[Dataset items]
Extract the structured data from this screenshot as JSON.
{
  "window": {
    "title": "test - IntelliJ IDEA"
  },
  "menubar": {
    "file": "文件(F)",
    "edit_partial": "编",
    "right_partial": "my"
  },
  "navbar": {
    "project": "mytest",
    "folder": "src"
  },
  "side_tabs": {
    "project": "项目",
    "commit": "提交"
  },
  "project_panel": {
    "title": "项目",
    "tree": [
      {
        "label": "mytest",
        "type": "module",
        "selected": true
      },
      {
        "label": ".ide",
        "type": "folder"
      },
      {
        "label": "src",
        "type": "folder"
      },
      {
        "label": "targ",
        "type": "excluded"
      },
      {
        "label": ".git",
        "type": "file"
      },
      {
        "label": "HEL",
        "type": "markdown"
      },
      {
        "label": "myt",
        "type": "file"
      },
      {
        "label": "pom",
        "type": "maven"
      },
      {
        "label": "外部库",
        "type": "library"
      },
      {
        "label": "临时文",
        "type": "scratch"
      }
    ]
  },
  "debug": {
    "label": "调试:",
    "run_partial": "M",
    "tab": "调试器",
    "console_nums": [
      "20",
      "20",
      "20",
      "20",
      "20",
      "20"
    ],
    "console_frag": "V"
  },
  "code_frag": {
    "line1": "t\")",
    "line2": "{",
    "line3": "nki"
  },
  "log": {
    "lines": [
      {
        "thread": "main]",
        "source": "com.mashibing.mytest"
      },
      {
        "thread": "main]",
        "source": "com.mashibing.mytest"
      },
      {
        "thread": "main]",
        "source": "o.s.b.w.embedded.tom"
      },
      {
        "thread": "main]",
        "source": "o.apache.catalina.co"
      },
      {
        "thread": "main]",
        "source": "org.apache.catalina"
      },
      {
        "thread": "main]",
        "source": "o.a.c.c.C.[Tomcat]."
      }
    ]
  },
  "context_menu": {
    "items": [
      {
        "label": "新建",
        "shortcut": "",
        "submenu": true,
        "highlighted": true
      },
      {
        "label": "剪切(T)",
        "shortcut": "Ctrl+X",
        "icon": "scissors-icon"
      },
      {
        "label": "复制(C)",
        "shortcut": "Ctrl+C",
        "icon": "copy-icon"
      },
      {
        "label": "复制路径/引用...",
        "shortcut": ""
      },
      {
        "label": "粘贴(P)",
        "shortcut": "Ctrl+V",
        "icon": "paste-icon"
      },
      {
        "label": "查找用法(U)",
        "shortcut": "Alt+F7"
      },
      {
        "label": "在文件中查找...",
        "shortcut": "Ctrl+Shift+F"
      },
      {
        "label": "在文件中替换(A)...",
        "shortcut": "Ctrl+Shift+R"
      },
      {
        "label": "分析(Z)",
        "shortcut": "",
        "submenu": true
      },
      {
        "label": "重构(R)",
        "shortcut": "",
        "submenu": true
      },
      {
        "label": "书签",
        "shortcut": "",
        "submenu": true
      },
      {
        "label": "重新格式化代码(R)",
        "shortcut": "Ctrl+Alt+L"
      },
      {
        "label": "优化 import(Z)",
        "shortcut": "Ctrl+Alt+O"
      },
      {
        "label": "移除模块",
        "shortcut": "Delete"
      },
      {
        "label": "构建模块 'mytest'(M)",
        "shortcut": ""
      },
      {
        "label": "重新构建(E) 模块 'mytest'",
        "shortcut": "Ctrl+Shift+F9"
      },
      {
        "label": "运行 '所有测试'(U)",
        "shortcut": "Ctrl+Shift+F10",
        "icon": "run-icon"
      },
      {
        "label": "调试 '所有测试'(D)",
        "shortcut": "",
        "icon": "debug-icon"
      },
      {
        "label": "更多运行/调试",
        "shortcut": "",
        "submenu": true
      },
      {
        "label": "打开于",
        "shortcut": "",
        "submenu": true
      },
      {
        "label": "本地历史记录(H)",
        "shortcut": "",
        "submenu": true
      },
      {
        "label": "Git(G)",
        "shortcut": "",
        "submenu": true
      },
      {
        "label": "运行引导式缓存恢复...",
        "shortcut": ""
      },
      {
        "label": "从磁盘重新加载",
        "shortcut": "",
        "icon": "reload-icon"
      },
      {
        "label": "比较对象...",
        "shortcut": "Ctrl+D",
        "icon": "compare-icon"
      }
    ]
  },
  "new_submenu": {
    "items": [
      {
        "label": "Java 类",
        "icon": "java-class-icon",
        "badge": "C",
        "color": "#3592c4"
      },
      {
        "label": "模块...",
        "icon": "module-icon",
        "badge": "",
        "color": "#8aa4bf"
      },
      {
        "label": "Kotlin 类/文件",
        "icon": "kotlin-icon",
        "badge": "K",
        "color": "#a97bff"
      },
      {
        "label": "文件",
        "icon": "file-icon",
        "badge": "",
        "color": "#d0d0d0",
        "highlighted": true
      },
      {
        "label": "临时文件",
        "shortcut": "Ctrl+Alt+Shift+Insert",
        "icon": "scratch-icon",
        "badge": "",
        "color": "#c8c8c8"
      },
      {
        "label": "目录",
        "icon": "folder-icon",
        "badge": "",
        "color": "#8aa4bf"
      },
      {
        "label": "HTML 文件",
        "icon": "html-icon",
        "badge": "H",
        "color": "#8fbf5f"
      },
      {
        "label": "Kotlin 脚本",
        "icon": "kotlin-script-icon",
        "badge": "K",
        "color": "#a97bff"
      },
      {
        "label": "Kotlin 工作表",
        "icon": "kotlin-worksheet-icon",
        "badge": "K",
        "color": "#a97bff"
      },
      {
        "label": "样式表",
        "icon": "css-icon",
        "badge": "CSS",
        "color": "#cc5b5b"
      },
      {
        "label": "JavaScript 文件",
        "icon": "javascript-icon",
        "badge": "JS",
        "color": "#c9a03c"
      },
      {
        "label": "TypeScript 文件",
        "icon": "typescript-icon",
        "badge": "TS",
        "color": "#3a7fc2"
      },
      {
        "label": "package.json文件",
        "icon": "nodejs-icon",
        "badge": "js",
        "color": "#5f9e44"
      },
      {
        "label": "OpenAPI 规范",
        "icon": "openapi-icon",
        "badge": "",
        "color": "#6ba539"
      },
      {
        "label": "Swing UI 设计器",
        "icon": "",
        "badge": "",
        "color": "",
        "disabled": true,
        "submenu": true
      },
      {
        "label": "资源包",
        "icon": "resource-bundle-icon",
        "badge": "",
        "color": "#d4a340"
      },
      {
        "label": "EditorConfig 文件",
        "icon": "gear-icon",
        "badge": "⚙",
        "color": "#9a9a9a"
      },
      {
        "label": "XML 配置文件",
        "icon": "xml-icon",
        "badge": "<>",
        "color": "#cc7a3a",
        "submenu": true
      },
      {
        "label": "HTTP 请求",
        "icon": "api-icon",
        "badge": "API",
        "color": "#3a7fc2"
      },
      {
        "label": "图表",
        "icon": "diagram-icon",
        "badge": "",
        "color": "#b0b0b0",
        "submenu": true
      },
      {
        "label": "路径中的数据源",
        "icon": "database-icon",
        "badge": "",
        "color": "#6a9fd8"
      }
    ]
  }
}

* PROBLEM DESCRIPTION:
Search the data for the word "apache" and copy each line where it appears.

* OUTPUT:
        "source": "o.apache.catalina.co"
        "source": "org.apache.catalina"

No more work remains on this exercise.